▶ **Directive**
Whenever a line below holds the word "miso", copy that line.
┌─ Entries
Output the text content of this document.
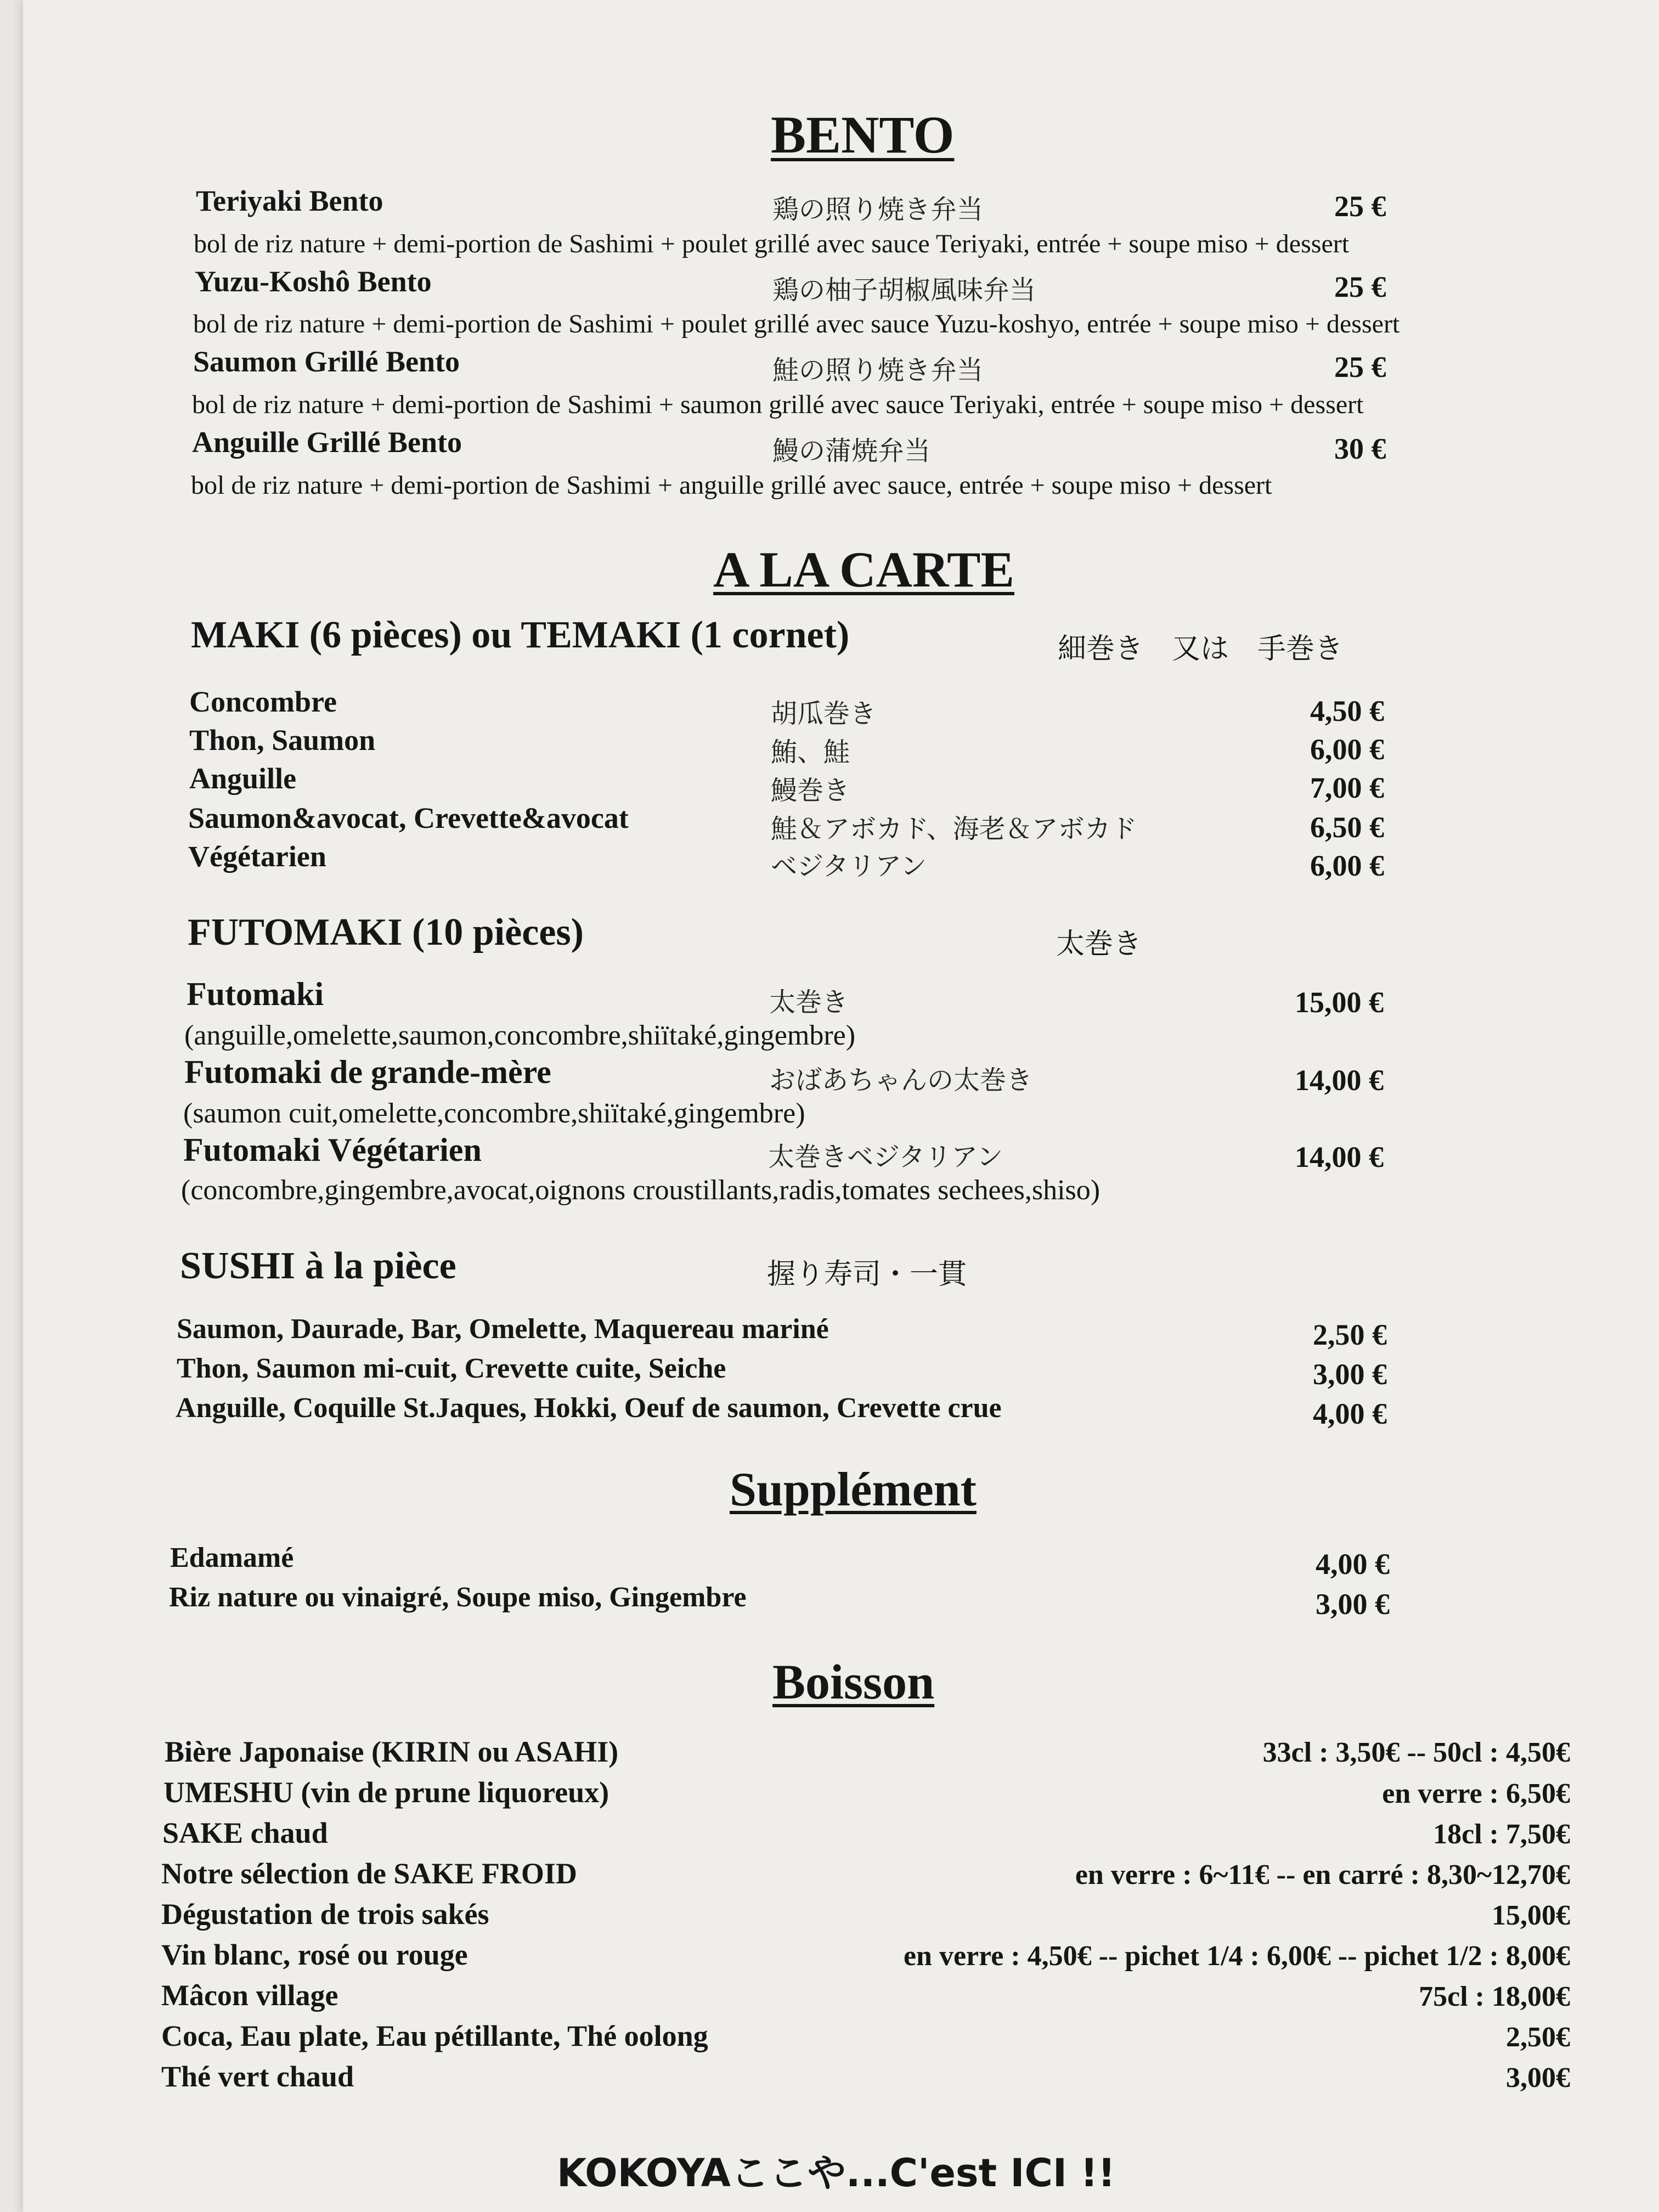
BENTO
Teriyaki Bento	鶏の照り焼き弁当	25 €
bol de riz nature + demi-portion de Sashimi + poulet grillé avec sauce Teriyaki, entrée + soupe miso + dessert
Yuzu-Koshô Bento	鶏の柚子胡椒風味弁当	25 €
bol de riz nature + demi-portion de Sashimi + poulet grillé avec sauce Yuzu-koshyo, entrée + soupe miso + dessert
Saumon Grillé Bento	鮭の照り焼き弁当	25 €
bol de riz nature + demi-portion de Sashimi + saumon grillé avec sauce Teriyaki, entrée + soupe miso + dessert
Anguille Grillé Bento	鰻の蒲焼弁当	30 €
bol de riz nature + demi-portion de Sashimi + anguille grillé avec sauce, entrée + soupe miso + dessert
A LA CARTE
MAKI (6 pièces) ou TEMAKI (1 cornet)	細巻き　又は　手巻き
Concombre	胡瓜巻き	4,50 €
Thon, Saumon	鮪、鮭	6,00 €
Anguille	鰻巻き	7,00 €
Saumon&avocat, Crevette&avocat	鮭＆アボカド、海老＆アボカド	6,50 €
Végétarien	ベジタリアン	6,00 €
FUTOMAKI (10 pièces)	太巻き
Futomaki	太巻き	15,00 €
(anguille,omelette,saumon,concombre,shiïtaké,gingembre)
Futomaki de grande-mère	おばあちゃんの太巻き	14,00 €
(saumon cuit,omelette,concombre,shiïtaké,gingembre)
Futomaki Végétarien	太巻きベジタリアン	14,00 €
(concombre,gingembre,avocat,oignons croustillants,radis,tomates sechees,shiso)
SUSHI à la pièce	握り寿司・一貫
Saumon, Daurade, Bar, Omelette, Maquereau mariné	2,50 €
Thon, Saumon mi-cuit, Crevette cuite, Seiche	3,00 €
Anguille, Coquille St.Jaques, Hokki, Oeuf de saumon, Crevette crue	4,00 €
Supplément
Edamamé	4,00 €
Riz nature ou vinaigré, Soupe miso, Gingembre	3,00 €
Boisson
Bière Japonaise (KIRIN ou ASAHI)	33cl : 3,50€ -- 50cl : 4,50€
UMESHU (vin de prune liquoreux)	en verre : 6,50€
SAKE chaud	18cl : 7,50€
Notre sélection de SAKE FROID	en verre : 6~11€ -- en carré : 8,30~12,70€
Dégustation de trois sakés	15,00€
Vin blanc, rosé ou rouge	en verre : 4,50€ -- pichet 1/4 : 6,00€ -- pichet 1/2 : 8,00€
Mâcon village	75cl : 18,00€
Coca, Eau plate, Eau pétillante, Thé oolong	2,50€
Thé vert chaud	3,00€
KOKOYAここや...C'est ICI !!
└─
▶ **Exercise result**
bol de riz nature + demi-portion de Sashimi + poulet grillé avec sauce Teriyaki, entrée + soupe miso + dessert
bol de riz nature + demi-portion de Sashimi + poulet grillé avec sauce Yuzu-koshyo, entrée + soupe miso + dessert
bol de riz nature + demi-portion de Sashimi + saumon grillé avec sauce Teriyaki, entrée + soupe miso + dessert
bol de riz nature + demi-portion de Sashimi + anguille grillé avec sauce, entrée + soupe miso + dessert
Riz nature ou vinaigré, Soupe miso, Gingembre	3,00 €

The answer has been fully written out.